┌─ Provided entries

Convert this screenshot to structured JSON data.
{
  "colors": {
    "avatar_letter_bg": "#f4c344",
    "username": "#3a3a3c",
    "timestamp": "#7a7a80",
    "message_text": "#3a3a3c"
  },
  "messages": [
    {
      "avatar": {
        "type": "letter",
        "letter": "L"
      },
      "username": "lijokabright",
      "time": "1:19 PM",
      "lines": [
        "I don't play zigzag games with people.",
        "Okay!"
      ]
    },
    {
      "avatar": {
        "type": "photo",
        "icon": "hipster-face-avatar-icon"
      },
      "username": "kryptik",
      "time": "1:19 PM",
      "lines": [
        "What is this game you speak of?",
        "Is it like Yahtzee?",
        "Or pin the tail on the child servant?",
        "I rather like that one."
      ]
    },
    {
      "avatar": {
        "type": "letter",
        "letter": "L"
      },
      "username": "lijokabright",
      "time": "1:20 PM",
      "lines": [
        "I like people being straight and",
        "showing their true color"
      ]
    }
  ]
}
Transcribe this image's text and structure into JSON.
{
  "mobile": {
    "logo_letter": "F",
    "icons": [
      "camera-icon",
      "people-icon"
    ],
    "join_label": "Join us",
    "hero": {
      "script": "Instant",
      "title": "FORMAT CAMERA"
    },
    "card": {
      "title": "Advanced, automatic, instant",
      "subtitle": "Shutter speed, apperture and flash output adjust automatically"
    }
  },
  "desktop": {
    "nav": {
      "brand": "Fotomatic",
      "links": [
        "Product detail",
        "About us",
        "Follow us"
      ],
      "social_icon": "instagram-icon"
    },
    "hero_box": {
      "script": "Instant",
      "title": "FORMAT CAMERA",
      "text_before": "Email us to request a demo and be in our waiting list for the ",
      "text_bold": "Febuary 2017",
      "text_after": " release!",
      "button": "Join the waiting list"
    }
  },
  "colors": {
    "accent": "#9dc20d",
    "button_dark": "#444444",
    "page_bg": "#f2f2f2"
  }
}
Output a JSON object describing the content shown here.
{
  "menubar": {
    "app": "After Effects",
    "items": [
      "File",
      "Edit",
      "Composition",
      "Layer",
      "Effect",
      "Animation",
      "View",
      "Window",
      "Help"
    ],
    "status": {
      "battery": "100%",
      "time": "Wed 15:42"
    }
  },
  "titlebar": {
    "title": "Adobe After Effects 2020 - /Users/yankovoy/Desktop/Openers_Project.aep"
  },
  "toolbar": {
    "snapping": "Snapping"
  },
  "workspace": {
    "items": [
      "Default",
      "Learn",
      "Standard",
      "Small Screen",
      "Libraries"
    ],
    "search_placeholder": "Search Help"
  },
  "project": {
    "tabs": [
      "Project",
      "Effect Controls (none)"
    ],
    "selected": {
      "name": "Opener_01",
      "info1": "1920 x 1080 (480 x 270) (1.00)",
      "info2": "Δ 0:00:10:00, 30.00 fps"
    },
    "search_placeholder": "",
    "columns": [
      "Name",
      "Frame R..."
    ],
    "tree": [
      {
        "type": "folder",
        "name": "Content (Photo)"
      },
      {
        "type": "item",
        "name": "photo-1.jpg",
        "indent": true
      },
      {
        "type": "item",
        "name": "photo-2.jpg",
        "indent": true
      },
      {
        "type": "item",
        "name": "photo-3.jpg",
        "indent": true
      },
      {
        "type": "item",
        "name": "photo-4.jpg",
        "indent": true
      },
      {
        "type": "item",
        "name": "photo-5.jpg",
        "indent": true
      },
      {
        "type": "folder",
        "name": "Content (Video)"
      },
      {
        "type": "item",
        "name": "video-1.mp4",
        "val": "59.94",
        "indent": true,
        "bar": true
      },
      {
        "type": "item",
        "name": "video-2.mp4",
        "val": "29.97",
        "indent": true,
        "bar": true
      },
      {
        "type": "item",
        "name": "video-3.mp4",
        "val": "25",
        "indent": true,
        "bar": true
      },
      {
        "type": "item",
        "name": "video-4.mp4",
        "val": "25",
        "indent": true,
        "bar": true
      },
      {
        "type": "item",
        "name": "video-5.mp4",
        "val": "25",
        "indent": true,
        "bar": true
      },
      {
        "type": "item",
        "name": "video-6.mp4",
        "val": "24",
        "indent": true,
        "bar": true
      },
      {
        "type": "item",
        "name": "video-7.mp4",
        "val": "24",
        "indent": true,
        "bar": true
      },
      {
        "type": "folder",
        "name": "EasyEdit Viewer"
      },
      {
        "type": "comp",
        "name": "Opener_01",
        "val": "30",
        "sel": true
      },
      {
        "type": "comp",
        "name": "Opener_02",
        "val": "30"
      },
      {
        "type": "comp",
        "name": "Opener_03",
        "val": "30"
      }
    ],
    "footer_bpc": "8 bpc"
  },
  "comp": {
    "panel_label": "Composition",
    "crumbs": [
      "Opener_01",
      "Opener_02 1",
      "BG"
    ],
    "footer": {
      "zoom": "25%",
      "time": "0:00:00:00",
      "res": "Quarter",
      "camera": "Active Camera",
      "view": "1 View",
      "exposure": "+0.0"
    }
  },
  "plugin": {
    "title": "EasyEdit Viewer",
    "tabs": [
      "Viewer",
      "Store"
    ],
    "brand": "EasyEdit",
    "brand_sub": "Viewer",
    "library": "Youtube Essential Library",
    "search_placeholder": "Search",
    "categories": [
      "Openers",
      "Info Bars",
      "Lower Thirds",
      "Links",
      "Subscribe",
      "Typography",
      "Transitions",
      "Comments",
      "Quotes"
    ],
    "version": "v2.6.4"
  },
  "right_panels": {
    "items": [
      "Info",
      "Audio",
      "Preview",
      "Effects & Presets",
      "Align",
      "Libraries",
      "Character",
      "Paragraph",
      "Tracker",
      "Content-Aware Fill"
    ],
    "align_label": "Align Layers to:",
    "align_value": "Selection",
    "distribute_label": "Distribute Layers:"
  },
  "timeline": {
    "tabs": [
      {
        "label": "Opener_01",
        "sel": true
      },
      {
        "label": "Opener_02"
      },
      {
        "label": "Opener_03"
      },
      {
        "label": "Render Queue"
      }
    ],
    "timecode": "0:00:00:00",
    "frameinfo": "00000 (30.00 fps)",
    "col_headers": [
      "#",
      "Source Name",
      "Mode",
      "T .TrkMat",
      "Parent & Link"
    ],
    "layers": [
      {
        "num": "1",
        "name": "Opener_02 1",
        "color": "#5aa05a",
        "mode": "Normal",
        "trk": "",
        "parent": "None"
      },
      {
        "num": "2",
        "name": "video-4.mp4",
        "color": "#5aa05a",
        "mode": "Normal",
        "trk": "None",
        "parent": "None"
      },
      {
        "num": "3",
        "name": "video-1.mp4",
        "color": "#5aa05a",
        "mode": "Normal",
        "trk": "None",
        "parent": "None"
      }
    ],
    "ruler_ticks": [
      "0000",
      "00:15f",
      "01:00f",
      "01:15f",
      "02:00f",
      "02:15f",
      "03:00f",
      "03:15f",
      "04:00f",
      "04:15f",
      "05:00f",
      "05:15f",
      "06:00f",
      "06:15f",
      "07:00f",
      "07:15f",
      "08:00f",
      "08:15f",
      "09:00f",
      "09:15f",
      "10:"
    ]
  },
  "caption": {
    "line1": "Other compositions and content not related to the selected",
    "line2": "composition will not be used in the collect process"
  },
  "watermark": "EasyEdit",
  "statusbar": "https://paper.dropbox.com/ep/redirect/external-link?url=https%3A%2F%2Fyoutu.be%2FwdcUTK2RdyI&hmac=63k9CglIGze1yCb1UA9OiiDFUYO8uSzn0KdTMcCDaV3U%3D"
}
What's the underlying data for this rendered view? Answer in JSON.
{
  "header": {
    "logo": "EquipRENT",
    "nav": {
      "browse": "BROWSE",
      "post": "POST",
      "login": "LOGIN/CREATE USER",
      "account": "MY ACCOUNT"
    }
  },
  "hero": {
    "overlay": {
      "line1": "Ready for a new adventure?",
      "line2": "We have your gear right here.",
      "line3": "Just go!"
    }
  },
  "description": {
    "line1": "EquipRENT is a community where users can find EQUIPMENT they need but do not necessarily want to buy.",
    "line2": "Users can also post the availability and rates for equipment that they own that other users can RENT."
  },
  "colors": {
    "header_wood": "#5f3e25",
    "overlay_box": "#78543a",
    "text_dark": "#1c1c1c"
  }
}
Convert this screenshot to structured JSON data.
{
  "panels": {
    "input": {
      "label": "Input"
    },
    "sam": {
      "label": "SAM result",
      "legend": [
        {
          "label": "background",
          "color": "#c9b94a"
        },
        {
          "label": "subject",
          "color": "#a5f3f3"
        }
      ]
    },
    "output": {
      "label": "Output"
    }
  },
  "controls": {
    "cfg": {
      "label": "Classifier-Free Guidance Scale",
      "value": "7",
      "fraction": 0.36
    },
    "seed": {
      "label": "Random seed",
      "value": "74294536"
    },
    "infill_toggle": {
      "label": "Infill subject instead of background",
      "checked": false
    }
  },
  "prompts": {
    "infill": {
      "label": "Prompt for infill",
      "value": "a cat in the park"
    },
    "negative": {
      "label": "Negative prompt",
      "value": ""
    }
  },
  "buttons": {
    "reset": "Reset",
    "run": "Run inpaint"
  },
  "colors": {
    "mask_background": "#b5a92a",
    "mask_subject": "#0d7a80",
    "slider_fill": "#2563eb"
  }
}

└─

** Direction **
Extract all lines containing the word "people".

** Full response **
        "I don't play zigzag games with people.",
        "I like people being straight and",
      "people-icon"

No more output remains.